(STATED PROBLEM) Wherever "Fatalities" appears in a line, copy that line.

(DATA)

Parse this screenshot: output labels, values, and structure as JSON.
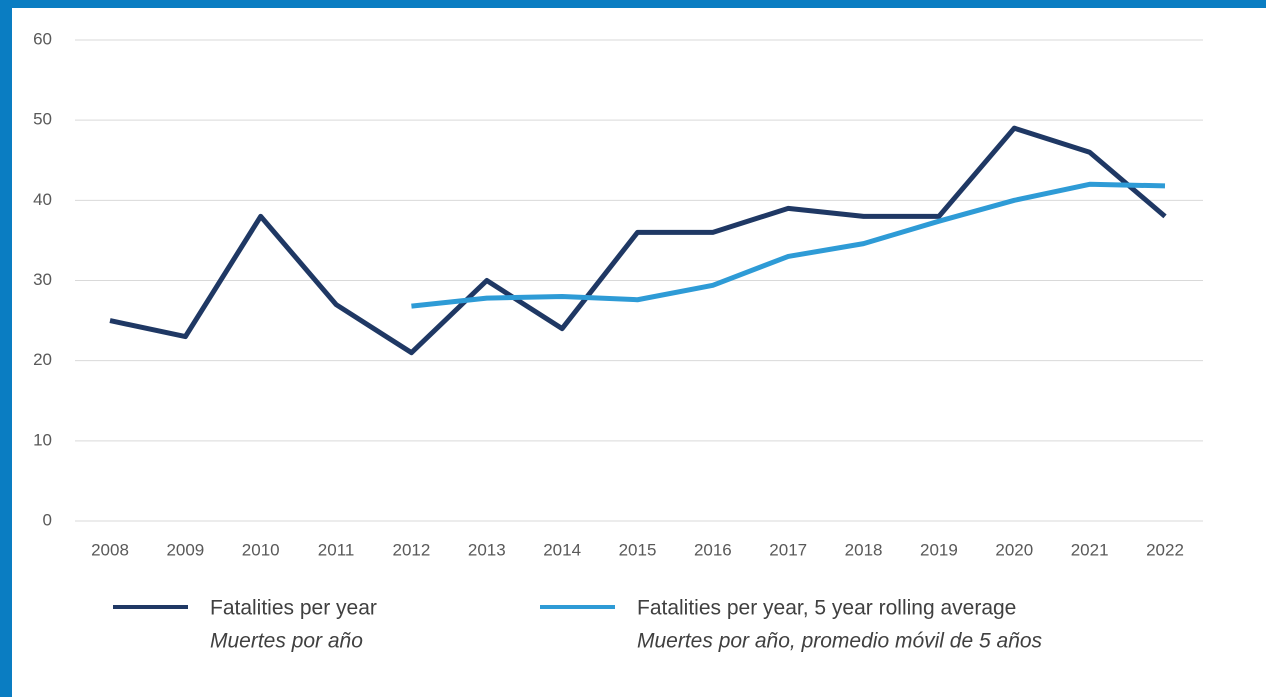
{
  "chart_data": {
    "type": "line",
    "categories": [
      "2008",
      "2009",
      "2010",
      "2011",
      "2012",
      "2013",
      "2014",
      "2015",
      "2016",
      "2017",
      "2018",
      "2019",
      "2020",
      "2021",
      "2022"
    ],
    "series": [
      {
        "name": "Fatalities per year",
        "name_es": "Muertes por año",
        "color": "#1f3864",
        "values": [
          25,
          23,
          38,
          27,
          21,
          30,
          24,
          36,
          36,
          39,
          38,
          38,
          49,
          46,
          38
        ]
      },
      {
        "name": "Fatalities per year, 5 year rolling average",
        "name_es": "Muertes por año, promedio móvil de 5 años",
        "color": "#2e9bd6",
        "values": [
          null,
          null,
          null,
          null,
          26.8,
          27.8,
          28,
          27.6,
          29.4,
          33,
          34.6,
          37.4,
          40,
          42,
          41.8
        ]
      }
    ],
    "ylim": [
      0,
      60
    ],
    "yticks": [
      0,
      10,
      20,
      30,
      40,
      50,
      60
    ],
    "grid": true,
    "legend": "bottom"
  }
}
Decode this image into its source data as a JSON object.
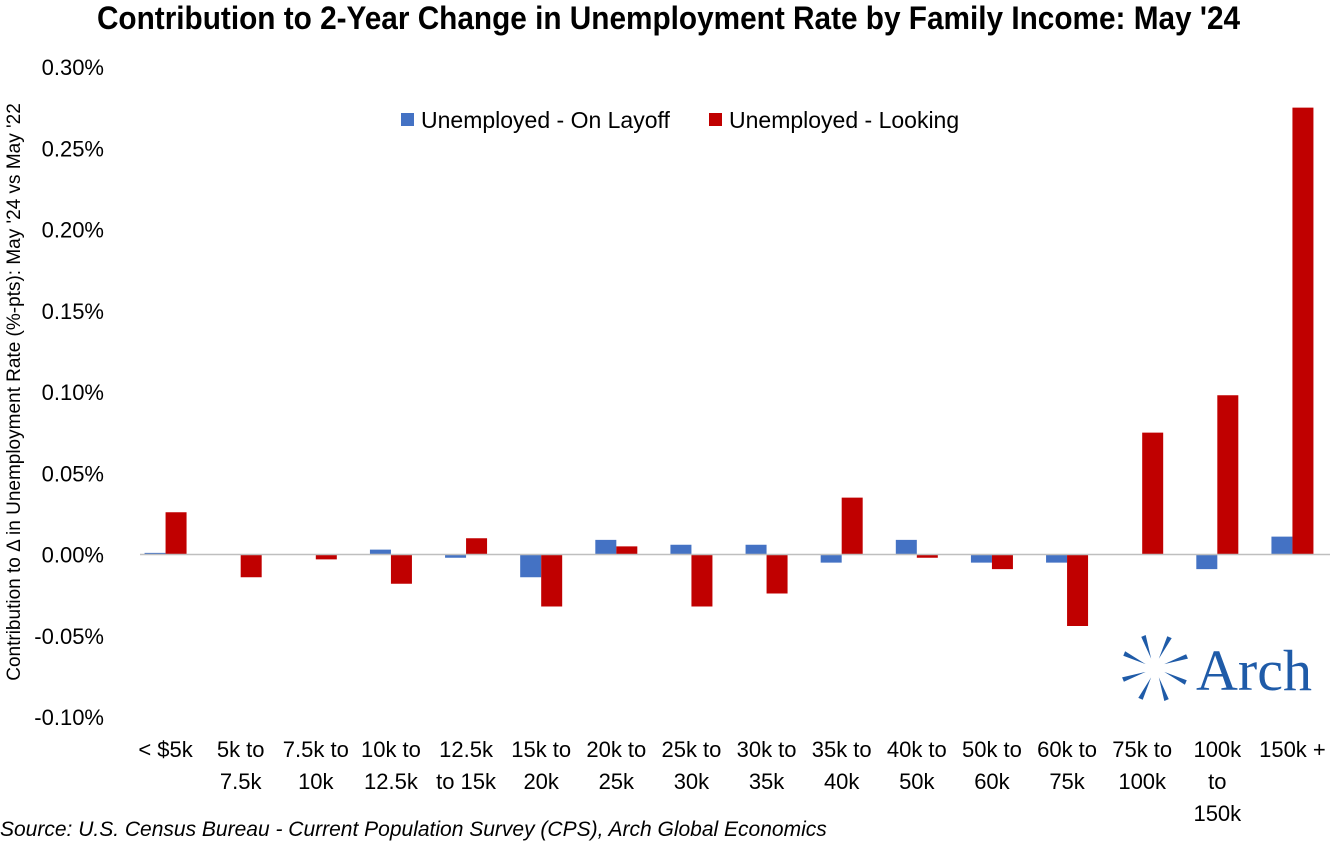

(TASK RESULT)
        "name": "Fatalities per year",
        "name": "Fatalities per year, 5 year rolling average",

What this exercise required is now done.